→ **INSTRUCTION**
Reproduce each line exactly, including spacing and punctuation.

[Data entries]
▽

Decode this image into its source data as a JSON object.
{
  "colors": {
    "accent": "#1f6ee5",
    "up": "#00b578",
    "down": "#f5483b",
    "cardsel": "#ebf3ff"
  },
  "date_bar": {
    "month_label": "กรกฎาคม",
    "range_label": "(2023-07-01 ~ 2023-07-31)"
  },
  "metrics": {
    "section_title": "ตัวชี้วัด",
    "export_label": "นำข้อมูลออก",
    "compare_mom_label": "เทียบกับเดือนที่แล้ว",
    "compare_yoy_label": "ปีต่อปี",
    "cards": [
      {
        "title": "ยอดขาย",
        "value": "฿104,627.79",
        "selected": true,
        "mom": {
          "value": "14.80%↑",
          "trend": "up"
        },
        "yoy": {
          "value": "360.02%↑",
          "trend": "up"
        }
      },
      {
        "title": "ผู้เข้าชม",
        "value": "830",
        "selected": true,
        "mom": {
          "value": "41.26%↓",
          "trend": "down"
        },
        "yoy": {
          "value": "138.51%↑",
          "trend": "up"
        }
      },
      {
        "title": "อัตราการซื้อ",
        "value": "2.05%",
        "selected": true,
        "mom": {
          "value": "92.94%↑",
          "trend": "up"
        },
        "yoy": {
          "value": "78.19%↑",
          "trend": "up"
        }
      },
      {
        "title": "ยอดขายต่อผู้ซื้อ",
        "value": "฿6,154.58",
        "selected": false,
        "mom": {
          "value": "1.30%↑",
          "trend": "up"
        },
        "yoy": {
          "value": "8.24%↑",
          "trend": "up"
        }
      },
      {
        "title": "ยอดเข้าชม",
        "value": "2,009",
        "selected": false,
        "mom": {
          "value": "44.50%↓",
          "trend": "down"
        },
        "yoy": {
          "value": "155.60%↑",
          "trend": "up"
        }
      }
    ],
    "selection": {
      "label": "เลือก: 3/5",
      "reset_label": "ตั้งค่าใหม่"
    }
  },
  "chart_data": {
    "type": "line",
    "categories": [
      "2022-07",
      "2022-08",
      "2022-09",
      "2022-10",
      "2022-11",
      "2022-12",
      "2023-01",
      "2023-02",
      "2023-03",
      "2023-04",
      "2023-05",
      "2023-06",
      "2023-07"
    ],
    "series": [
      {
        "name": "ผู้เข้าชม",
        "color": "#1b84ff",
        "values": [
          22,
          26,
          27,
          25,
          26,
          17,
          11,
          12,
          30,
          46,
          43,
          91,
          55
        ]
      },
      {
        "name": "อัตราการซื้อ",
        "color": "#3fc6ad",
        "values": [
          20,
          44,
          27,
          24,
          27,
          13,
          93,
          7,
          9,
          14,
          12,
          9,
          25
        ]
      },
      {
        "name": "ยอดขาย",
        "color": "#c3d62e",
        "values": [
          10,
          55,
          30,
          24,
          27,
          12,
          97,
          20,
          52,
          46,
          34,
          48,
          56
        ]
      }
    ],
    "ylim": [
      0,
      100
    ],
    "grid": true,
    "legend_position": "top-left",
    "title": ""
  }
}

△

→ **FINAL RESULT**
Decode this image into its source data as a JSON object.
{
  "colors": {
    "accent": "#1f6ee5",
    "up": "#00b578",
    "down": "#f5483b",
    "cardsel": "#ebf3ff"
  },
  "date_bar": {
    "month_label": "กรกฎาคม",
    "range_label": "(2023-07-01 ~ 2023-07-31)"
  },
  "metrics": {
    "section_title": "ตัวชี้วัด",
    "export_label": "นำข้อมูลออก",
    "compare_mom_label": "เทียบกับเดือนที่แล้ว",
    "compare_yoy_label": "ปีต่อปี",
    "cards": [
      {
        "title": "ยอดขาย",
        "value": "฿104,627.79",
        "selected": true,
        "mom": {
          "value": "14.80%↑",
          "trend": "up"
        },
        "yoy": {
          "value": "360.02%↑",
          "trend": "up"
        }
      },
      {
        "title": "ผู้เข้าชม",
        "value": "830",
        "selected": true,
        "mom": {
          "value": "41.26%↓",
          "trend": "down"
        },
        "yoy": {
          "value": "138.51%↑",
          "trend": "up"
        }
      },
      {
        "title": "อัตราการซื้อ",
        "value": "2.05%",
        "selected": true,
        "mom": {
          "value": "92.94%↑",
          "trend": "up"
        },
        "yoy": {
          "value": "78.19%↑",
          "trend": "up"
        }
      },
      {
        "title": "ยอดขายต่อผู้ซื้อ",
        "value": "฿6,154.58",
        "selected": false,
        "mom": {
          "value": "1.30%↑",
          "trend": "up"
        },
        "yoy": {
          "value": "8.24%↑",
          "trend": "up"
        }
      },
      {
        "title": "ยอดเข้าชม",
        "value": "2,009",
        "selected": false,
        "mom": {
          "value": "44.50%↓",
          "trend": "down"
        },
        "yoy": {
          "value": "155.60%↑",
          "trend": "up"
        }
      }
    ],
    "selection": {
      "label": "เลือก: 3/5",
      "reset_label": "ตั้งค่าใหม่"
    }
  },
  "chart_data": {
    "type": "line",
    "categories": [
      "2022-07",
      "2022-08",
      "2022-09",
      "2022-10",
      "2022-11",
      "2022-12",
      "2023-01",
      "2023-02",
      "2023-03",
      "2023-04",
      "2023-05",
      "2023-06",
      "2023-07"
    ],
    "series": [
      {
        "name": "ผู้เข้าชม",
        "color": "#1b84ff",
        "values": [
          22,
          26,
          27,
          25,
          26,
          17,
          11,
          12,
          30,
          46,
          43,
          91,
          55
        ]
      },
      {
        "name": "อัตราการซื้อ",
        "color": "#3fc6ad",
        "values": [
          20,
          44,
          27,
          24,
          27,
          13,
          93,
          7,
          9,
          14,
          12,
          9,
          25
        ]
      },
      {
        "name": "ยอดขาย",
        "color": "#c3d62e",
        "values": [
          10,
          55,
          30,
          24,
          27,
          12,
          97,
          20,
          52,
          46,
          34,
          48,
          56
        ]
      }
    ],
    "ylim": [
      0,
      100
    ],
    "grid": true,
    "legend_position": "top-left",
    "title": ""
  }
}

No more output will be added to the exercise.